Begin RECORDS FOR THE TASK

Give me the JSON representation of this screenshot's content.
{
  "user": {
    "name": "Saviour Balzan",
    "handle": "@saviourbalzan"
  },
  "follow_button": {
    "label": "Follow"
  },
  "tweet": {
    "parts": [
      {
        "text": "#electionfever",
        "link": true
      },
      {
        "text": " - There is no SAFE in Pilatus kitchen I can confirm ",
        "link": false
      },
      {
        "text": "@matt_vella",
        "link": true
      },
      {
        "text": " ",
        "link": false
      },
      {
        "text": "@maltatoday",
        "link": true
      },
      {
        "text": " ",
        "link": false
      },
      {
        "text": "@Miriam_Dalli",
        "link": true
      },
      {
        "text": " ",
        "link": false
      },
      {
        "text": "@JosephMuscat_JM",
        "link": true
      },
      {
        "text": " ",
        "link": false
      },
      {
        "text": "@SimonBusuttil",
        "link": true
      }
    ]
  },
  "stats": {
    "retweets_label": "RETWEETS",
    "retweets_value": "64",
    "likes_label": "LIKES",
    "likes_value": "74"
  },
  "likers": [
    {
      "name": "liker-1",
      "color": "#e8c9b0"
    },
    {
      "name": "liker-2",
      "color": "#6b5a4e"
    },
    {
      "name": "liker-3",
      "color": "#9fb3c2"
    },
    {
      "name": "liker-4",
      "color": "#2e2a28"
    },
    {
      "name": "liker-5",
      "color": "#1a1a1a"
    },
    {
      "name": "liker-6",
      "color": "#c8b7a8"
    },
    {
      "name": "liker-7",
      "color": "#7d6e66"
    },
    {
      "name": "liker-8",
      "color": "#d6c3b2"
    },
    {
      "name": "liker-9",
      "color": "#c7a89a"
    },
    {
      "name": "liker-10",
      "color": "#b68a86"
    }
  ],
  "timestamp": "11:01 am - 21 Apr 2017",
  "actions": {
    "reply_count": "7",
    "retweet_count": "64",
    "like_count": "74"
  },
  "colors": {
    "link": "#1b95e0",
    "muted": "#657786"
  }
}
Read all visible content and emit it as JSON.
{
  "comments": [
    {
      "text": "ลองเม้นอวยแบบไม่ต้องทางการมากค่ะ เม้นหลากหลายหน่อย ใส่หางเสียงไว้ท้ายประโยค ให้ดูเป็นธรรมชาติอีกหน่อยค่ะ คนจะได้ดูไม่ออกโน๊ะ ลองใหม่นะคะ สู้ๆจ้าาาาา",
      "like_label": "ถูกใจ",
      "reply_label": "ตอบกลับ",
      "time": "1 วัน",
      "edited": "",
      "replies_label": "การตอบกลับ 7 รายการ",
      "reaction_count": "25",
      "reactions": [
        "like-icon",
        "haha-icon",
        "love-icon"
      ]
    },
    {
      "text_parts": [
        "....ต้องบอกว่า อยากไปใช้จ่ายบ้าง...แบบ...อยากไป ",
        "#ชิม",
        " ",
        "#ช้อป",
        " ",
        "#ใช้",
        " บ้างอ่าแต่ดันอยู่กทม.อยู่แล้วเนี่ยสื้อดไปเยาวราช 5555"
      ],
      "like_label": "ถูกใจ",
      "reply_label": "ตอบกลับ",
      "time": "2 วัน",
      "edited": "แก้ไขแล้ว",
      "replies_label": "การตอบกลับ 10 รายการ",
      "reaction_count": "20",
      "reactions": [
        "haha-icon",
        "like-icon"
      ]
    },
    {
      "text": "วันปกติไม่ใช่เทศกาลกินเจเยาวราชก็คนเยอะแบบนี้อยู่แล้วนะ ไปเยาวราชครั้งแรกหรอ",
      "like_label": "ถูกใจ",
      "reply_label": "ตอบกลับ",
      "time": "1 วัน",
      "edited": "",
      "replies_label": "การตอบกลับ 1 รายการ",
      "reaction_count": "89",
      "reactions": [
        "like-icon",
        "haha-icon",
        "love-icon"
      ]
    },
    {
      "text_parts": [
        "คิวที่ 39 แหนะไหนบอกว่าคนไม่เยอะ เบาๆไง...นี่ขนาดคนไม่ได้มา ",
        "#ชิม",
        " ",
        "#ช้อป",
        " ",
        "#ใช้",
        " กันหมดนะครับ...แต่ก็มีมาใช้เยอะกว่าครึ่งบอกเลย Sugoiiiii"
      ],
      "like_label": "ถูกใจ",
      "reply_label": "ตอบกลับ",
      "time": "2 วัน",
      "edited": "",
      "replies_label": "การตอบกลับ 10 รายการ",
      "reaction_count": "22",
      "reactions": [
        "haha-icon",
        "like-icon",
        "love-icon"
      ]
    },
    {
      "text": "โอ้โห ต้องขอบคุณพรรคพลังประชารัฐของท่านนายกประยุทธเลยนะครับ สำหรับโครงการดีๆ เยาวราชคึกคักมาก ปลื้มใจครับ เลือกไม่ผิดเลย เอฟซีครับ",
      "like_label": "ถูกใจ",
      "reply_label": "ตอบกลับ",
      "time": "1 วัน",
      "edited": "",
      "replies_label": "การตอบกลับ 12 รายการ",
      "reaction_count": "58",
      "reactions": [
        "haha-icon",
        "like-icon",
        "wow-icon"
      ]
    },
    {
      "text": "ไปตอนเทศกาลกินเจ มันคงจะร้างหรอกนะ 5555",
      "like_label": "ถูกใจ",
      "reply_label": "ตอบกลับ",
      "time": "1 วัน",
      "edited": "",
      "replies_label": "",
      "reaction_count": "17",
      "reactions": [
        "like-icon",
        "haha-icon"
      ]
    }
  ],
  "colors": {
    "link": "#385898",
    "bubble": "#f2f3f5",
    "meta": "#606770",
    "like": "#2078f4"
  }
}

End RECORDS FOR THE TASK

▸ **AIM**:
Look through the entries and return every line where "name" appears.

▸ **PROBLEM SOLUTION**:
    "name": "Saviour Balzan",
      "name": "liker-1",
      "name": "liker-2",
      "name": "liker-3",
      "name": "liker-4",
      "name": "liker-5",
      "name": "liker-6",
      "name": "liker-7",
      "name": "liker-8",
      "name": "liker-9",
      "name": "liker-10",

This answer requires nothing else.